(Materials provided)
□ □ □ □
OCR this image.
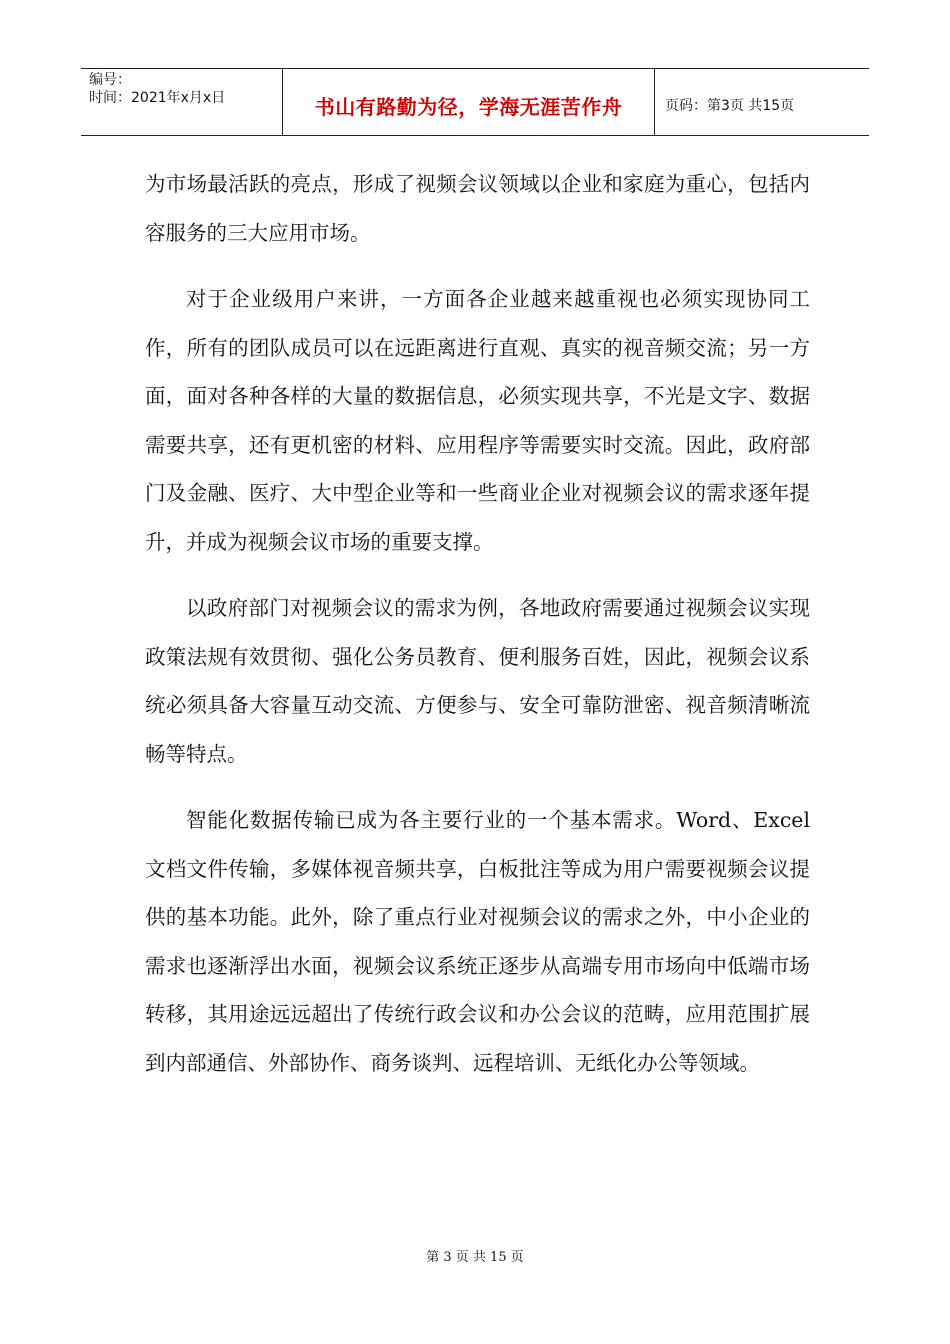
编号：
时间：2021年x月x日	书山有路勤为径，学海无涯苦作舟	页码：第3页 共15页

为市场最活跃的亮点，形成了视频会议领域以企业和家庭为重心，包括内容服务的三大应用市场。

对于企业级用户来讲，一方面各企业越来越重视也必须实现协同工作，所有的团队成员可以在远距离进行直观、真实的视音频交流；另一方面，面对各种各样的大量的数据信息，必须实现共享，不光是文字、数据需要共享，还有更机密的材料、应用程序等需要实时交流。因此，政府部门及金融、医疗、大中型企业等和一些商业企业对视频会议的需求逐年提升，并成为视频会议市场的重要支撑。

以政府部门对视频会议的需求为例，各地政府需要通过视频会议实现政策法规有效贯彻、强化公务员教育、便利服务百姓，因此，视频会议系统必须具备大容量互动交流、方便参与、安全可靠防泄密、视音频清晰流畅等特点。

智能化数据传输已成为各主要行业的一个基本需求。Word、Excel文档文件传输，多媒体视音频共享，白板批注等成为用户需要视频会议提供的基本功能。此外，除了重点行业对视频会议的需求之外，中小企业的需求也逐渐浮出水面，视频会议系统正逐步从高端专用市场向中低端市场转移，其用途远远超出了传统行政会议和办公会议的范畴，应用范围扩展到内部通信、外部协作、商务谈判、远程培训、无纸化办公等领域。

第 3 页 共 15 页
□ □ □ □
(Problem description)
Retype all entries exactly as they appear, dropping the images.

(Problem solution)
OCR this image.
编号：
时间：2021年x月x日	书山有路勤为径，学海无涯苦作舟	页码：第3页 共15页

为市场最活跃的亮点，形成了视频会议领域以企业和家庭为重心，包括内容服务的三大应用市场。

对于企业级用户来讲，一方面各企业越来越重视也必须实现协同工作，所有的团队成员可以在远距离进行直观、真实的视音频交流；另一方面，面对各种各样的大量的数据信息，必须实现共享，不光是文字、数据需要共享，还有更机密的材料、应用程序等需要实时交流。因此，政府部门及金融、医疗、大中型企业等和一些商业企业对视频会议的需求逐年提升，并成为视频会议市场的重要支撑。

以政府部门对视频会议的需求为例，各地政府需要通过视频会议实现政策法规有效贯彻、强化公务员教育、便利服务百姓，因此，视频会议系统必须具备大容量互动交流、方便参与、安全可靠防泄密、视音频清晰流畅等特点。

智能化数据传输已成为各主要行业的一个基本需求。Word、Excel文档文件传输，多媒体视音频共享，白板批注等成为用户需要视频会议提供的基本功能。此外，除了重点行业对视频会议的需求之外，中小企业的需求也逐渐浮出水面，视频会议系统正逐步从高端专用市场向中低端市场转移，其用途远远超出了传统行政会议和办公会议的范畴，应用范围扩展到内部通信、外部协作、商务谈判、远程培训、无纸化办公等领域。

第 3 页 共 15 页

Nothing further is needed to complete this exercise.